- EXERCISE BRIEF -
Your task is to repeat the entries word for word while leaving out the pictures.

- LISTED RECORDS -
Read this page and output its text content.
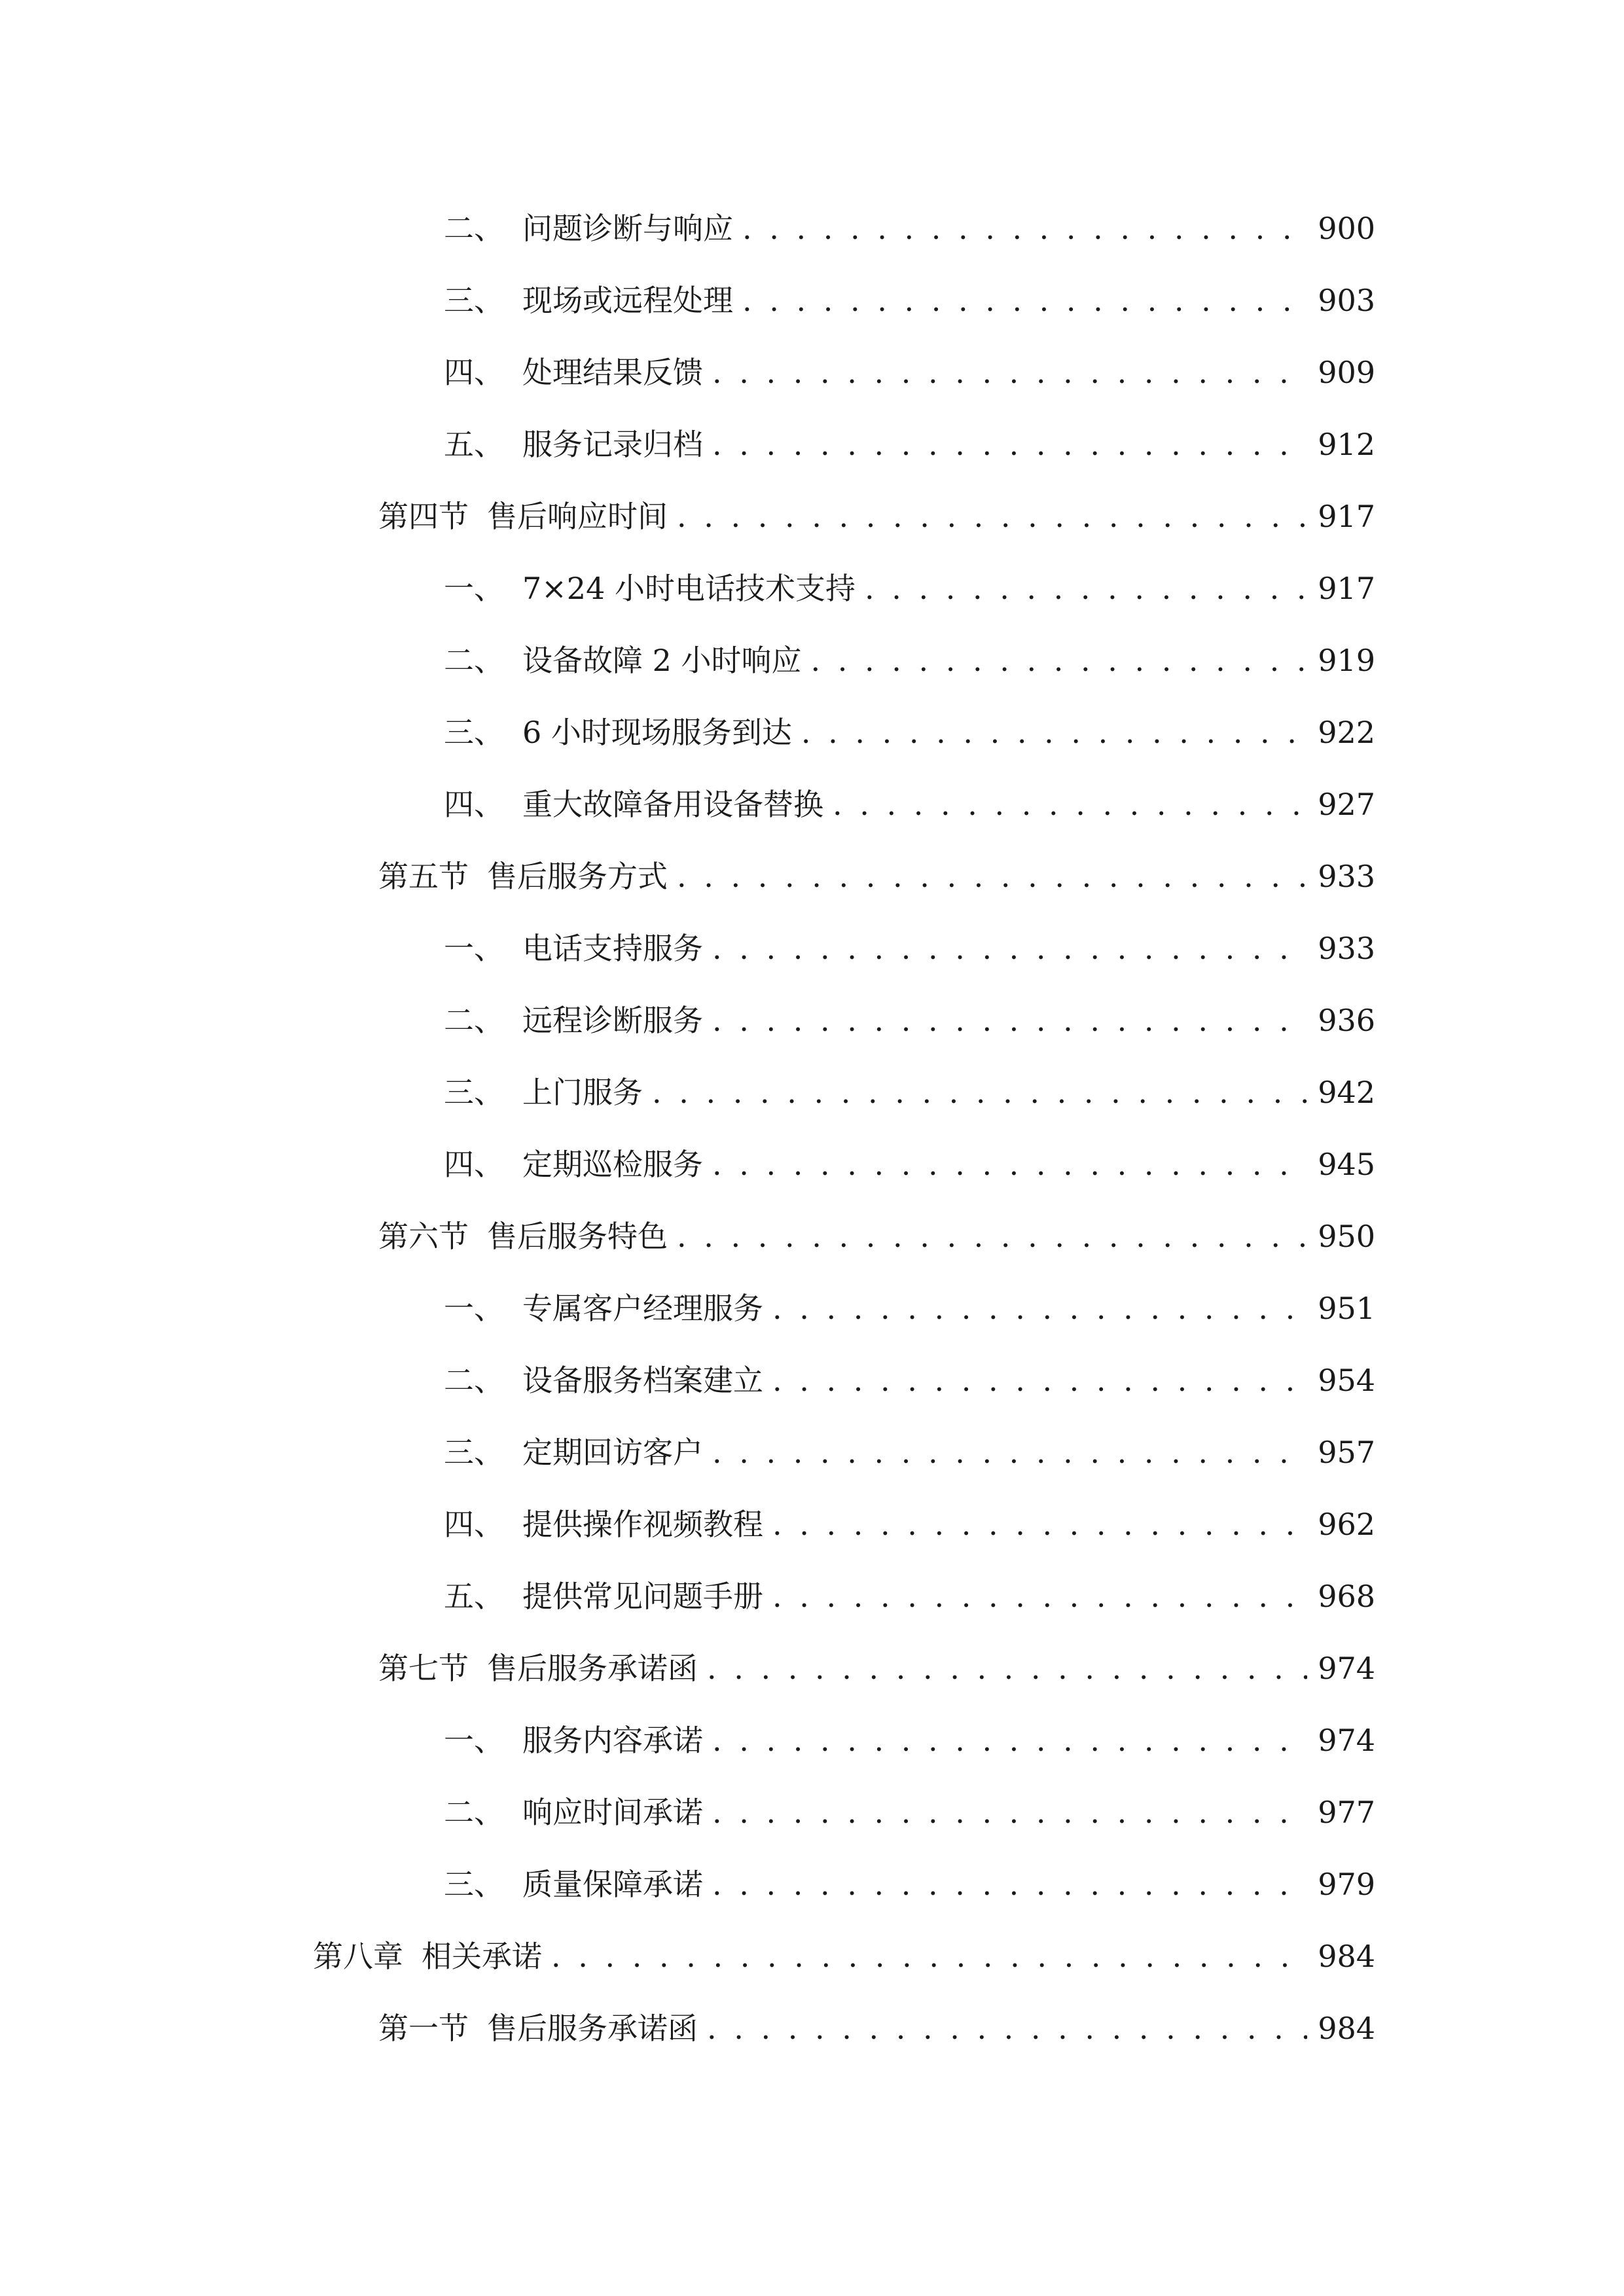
二、 问题诊断与响应 . . .	900
三、 现场或远程处理 . . .	903
四、 处理结果反馈 . . .	909
五、 服务记录归档 . . .	912
第四节 售后响应时间 . . .	917
一、 7×24 小时电话技术支持 . . .	917
二、 设备故障 2 小时响应 . . .	919
三、 6 小时现场服务到达 . . .	922
四、 重大故障备用设备替换 . . .	927
第五节 售后服务方式 . . .	933
一、 电话支持服务 . . .	933
二、 远程诊断服务 . . .	936
三、 上门服务 . . .	942
四、 定期巡检服务 . . .	945
第六节 售后服务特色 . . .	950
一、 专属客户经理服务 . . .	951
二、 设备服务档案建立 . . .	954
三、 定期回访客户 . . .	957
四、 提供操作视频教程 . . .	962
五、 提供常见问题手册 . . .	968
第七节 售后服务承诺函 . . .	974
一、 服务内容承诺 . . .	974
二、 响应时间承诺 . . .	977
三、 质量保障承诺 . . .	979
第八章 相关承诺 . . .	984
第一节 售后服务承诺函 . . .	984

- OUTPUT FOR THIS TASK -
Read this page and output its text content.
二、 问题诊断与响应 . . .	900
三、 现场或远程处理 . . .	903
四、 处理结果反馈 . . .	909
五、 服务记录归档 . . .	912
第四节 售后响应时间 . . .	917
一、 7×24 小时电话技术支持 . . .	917
二、 设备故障 2 小时响应 . . .	919
三、 6 小时现场服务到达 . . .	922
四、 重大故障备用设备替换 . . .	927
第五节 售后服务方式 . . .	933
一、 电话支持服务 . . .	933
二、 远程诊断服务 . . .	936
三、 上门服务 . . .	942
四、 定期巡检服务 . . .	945
第六节 售后服务特色 . . .	950
一、 专属客户经理服务 . . .	951
二、 设备服务档案建立 . . .	954
三、 定期回访客户 . . .	957
四、 提供操作视频教程 . . .	962
五、 提供常见问题手册 . . .	968
第七节 售后服务承诺函 . . .	974
一、 服务内容承诺 . . .	974
二、 响应时间承诺 . . .	977
三、 质量保障承诺 . . .	979
第八章 相关承诺 . . .	984
第一节 售后服务承诺函 . . .	984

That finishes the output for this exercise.